*Your task:* Rewrite all the lines below, changing every "interactable" to "clickable" and keeping everything else the same. Leave the pictures out.

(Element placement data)
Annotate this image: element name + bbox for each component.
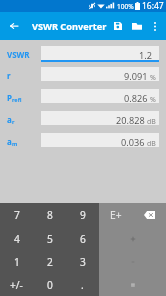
button[interactable]: Backspace [132,203,166,227]
button[interactable]: Back [0,14,27,38]
button[interactable]: 3 [66,250,99,273]
button[interactable]: a [0,111,166,127]
staticText: 20.828 [116,114,145,127]
staticText: r [12,118,15,125]
button[interactable]: 9 [66,203,99,227]
button[interactable]: 1 [0,250,33,273]
button[interactable]: = [99,273,166,296]
button[interactable]: VSWR [0,46,166,62]
button[interactable]: r [0,67,166,83]
button[interactable]: More options [146,14,163,38]
staticText: 0 [47,278,53,292]
staticText: VSWR [7,49,30,60]
staticText: 7 [14,208,20,222]
staticText: 4 [14,232,20,246]
staticText: % [150,95,156,105]
staticText: 1 [14,255,20,269]
button[interactable]: 0 [33,273,66,296]
staticText: P [7,92,12,103]
button[interactable]: a [0,133,166,149]
staticText: 9.091 [124,70,148,83]
button[interactable]: 5 [33,227,66,250]
button[interactable]: 8 [33,203,66,227]
staticText: m [12,140,18,147]
button[interactable]: E+ [99,203,132,227]
staticText: VSWR Converter [32,20,107,33]
button[interactable]: 7 [0,203,33,227]
staticText: 0.826 [124,92,148,105]
staticText: 16:47 [142,0,164,12]
button[interactable]: Open file [127,14,146,38]
staticText: 6 [80,232,86,246]
staticText: . [81,278,84,292]
button[interactable]: 2 [33,250,66,273]
staticText: 1.2 [139,49,152,62]
staticText: 9 [80,208,86,222]
button[interactable]: Save [108,14,127,38]
staticText: % [150,73,156,83]
button[interactable]: . [66,273,99,296]
staticText: a [7,136,12,147]
staticText: 0.036 [121,136,145,149]
staticText: dB [147,139,156,149]
staticText: r [7,70,11,81]
staticText: a [7,114,12,125]
button[interactable]: 4 [0,227,33,250]
button[interactable]: 6 [66,227,99,250]
staticText: E+ [110,208,122,222]
button[interactable]: P [0,89,166,105]
staticText: 5 [47,232,53,246]
staticText: dB [147,117,156,127]
staticText: 100% [117,2,134,11]
staticText: 3 [80,255,86,269]
staticText: +/- [10,278,23,292]
staticText: refl [12,96,22,103]
staticText: 2 [47,255,53,269]
button[interactable]: +/- [0,273,33,296]
staticText: 8 [47,208,53,222]
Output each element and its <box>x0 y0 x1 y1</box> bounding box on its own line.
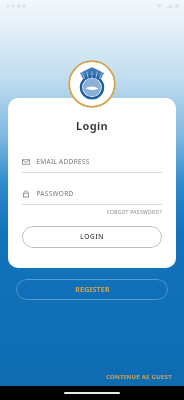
button[interactable]: REGISTER <box>16 279 168 300</box>
button[interactable]: FORGOT PASSWORD? <box>22 209 162 216</box>
staticText: LOGIN <box>80 232 104 242</box>
button[interactable]: CONTINUE AS GUEST <box>102 370 176 384</box>
staticText: Login <box>76 118 108 133</box>
staticText: PASSWORD <box>36 189 74 198</box>
staticText: CONTINUE AS GUEST <box>106 373 172 381</box>
staticText: FORGOT PASSWORD? <box>107 209 162 216</box>
button[interactable]: LOGIN <box>22 226 162 248</box>
staticText: REGISTER <box>75 285 110 295</box>
staticText: EMAIL ADDRESS <box>36 157 90 166</box>
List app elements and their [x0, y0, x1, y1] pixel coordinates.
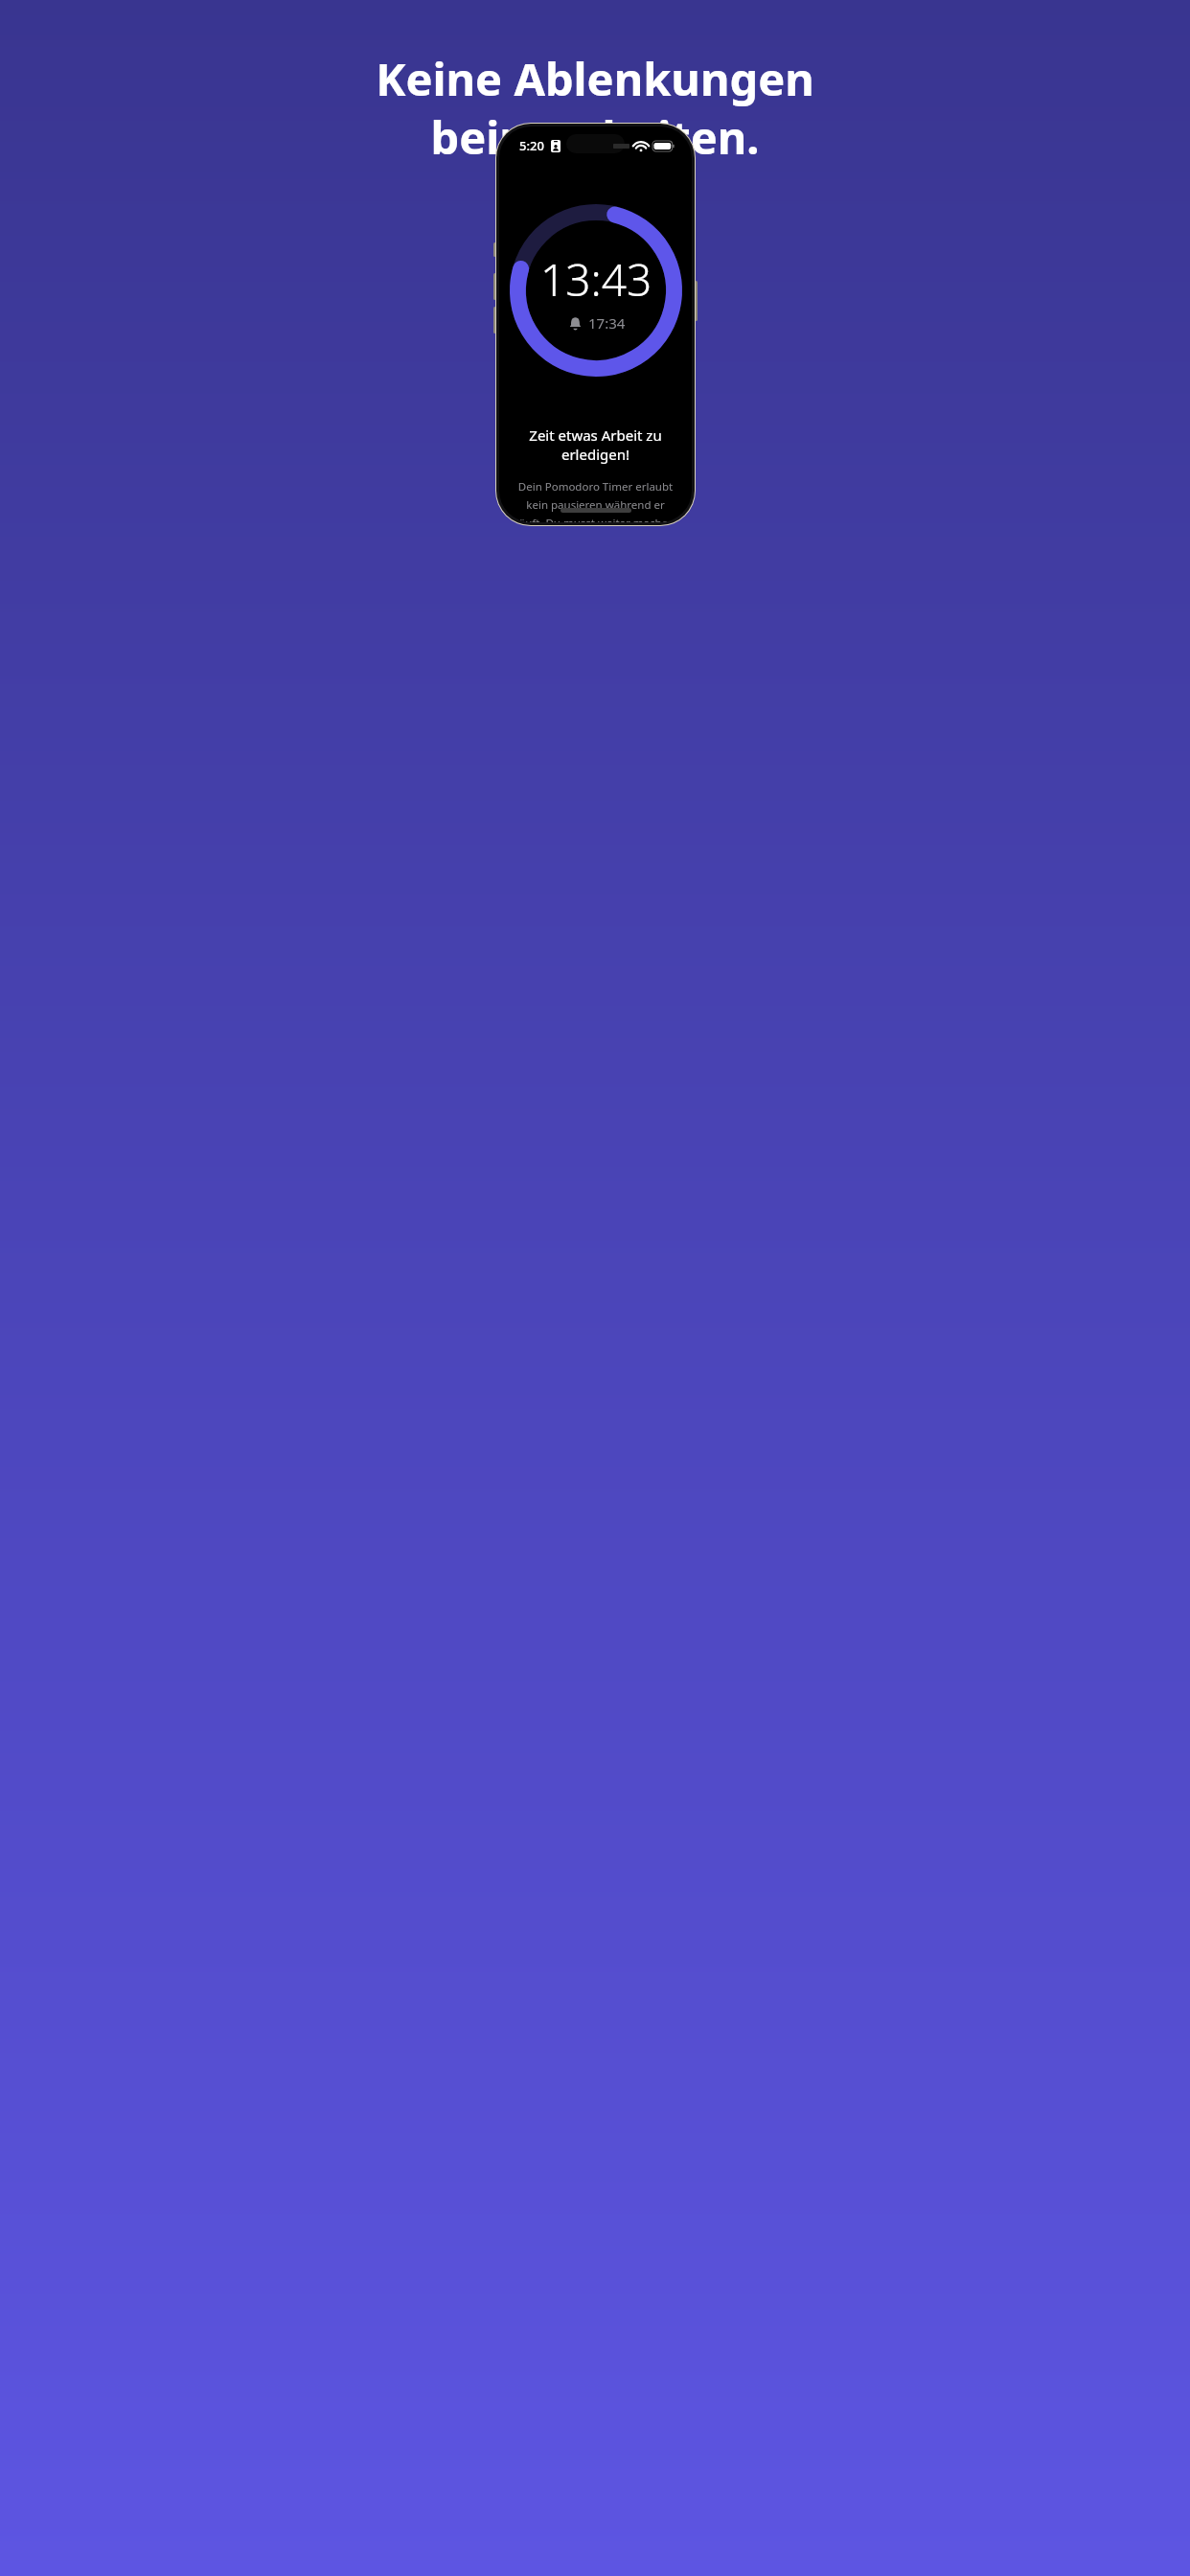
other: Alarm — [568, 316, 583, 331]
staticText: Dein Pomodoro Timer erlaubt kein pausier… — [515, 479, 675, 522]
staticText: 13:43 — [540, 249, 652, 310]
button[interactable]: 13:43 — [510, 204, 682, 377]
staticText: 17:34 — [588, 313, 626, 333]
staticText: 5:20 — [519, 137, 544, 154]
staticText: Keine Ablenkungen beim arbeiten. — [376, 48, 814, 168]
staticText: Zeit etwas Arbeit zu erledigen! — [515, 426, 675, 464]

*In response:*
Annotate this image: element name + bbox for each component.
button[clickable]: Backspace [132,203,166,227]
button[clickable]: Back [0,14,27,38]
button[clickable]: 3 [66,250,99,273]
button[clickable]: a [0,111,166,127]
staticText: 20.828 [116,114,145,127]
staticText: r [12,118,15,125]
button[clickable]: 9 [66,203,99,227]
button[clickable]: 1 [0,250,33,273]
button[clickable]: = [99,273,166,296]
button[clickable]: VSWR [0,46,166,62]
button[clickable]: r [0,67,166,83]
button[clickable]: More options [146,14,163,38]
staticText: 0 [47,278,53,292]
staticText: VSWR [7,49,30,60]
staticText: 7 [14,208,20,222]
staticText: 4 [14,232,20,246]
staticText: % [150,95,156,105]
staticText: 1 [14,255,20,269]
button[clickable]: 0 [33,273,66,296]
staticText: P [7,92,12,103]
button[clickable]: a [0,133,166,149]
staticText: 9.091 [124,70,148,83]
button[clickable]: 5 [33,227,66,250]
button[clickable]: 8 [33,203,66,227]
staticText: m [12,140,18,147]
button[clickable]: E+ [99,203,132,227]
staticText: VSWR Converter [32,20,107,33]
button[clickable]: 7 [0,203,33,227]
staticText: 0.826 [124,92,148,105]
staticText: 16:47 [142,0,164,12]
button[clickable]: Open file [127,14,146,38]
staticText: 6 [80,232,86,246]
staticText: . [81,278,84,292]
button[clickable]: 2 [33,250,66,273]
staticText: 1.2 [139,49,152,62]
staticText: 9 [80,208,86,222]
button[clickable]: Save [108,14,127,38]
staticText: % [150,73,156,83]
button[clickable]: . [66,273,99,296]
staticText: a [7,136,12,147]
staticText: 0.036 [121,136,145,149]
staticText: dB [147,139,156,149]
staticText: r [7,70,11,81]
staticText: a [7,114,12,125]
button[clickable]: 4 [0,227,33,250]
button[clickable]: 6 [66,227,99,250]
staticText: E+ [110,208,122,222]
button[clickable]: P [0,89,166,105]
staticText: 5 [47,232,53,246]
staticText: dB [147,117,156,127]
staticText: 100% [117,2,134,11]
staticText: 3 [80,255,86,269]
staticText: +/- [10,278,23,292]
staticText: refl [12,96,22,103]
staticText: 2 [47,255,53,269]
button[clickable]: +/- [0,273,33,296]
staticText: 8 [47,208,53,222]
Output each element and its <box>x0 y0 x1 y1</box> bounding box on its own line.
button[clickable]: REGISTER <box>16 279 168 300</box>
button[clickable]: FORGOT PASSWORD? <box>22 209 162 216</box>
staticText: LOGIN <box>80 232 104 242</box>
button[clickable]: CONTINUE AS GUEST <box>102 370 176 384</box>
staticText: Login <box>76 118 108 133</box>
staticText: PASSWORD <box>36 189 74 198</box>
staticText: CONTINUE AS GUEST <box>106 373 172 381</box>
staticText: FORGOT PASSWORD? <box>107 209 162 216</box>
button[clickable]: LOGIN <box>22 226 162 248</box>
staticText: REGISTER <box>75 285 110 295</box>
staticText: EMAIL ADDRESS <box>36 157 90 166</box>
List app elements and their [x0, y0, x1, y1] pixel coordinates.
other: Alarm — [568, 316, 583, 331]
staticText: Dein Pomodoro Timer erlaubt kein pausier… — [515, 479, 675, 522]
staticText: 13:43 — [540, 249, 652, 310]
button[clickable]: 13:43 — [510, 204, 682, 377]
staticText: 17:34 — [588, 313, 626, 333]
staticText: 5:20 — [519, 137, 544, 154]
staticText: Keine Ablenkungen beim arbeiten. — [376, 48, 814, 168]
staticText: Zeit etwas Arbeit zu erledigen! — [515, 426, 675, 464]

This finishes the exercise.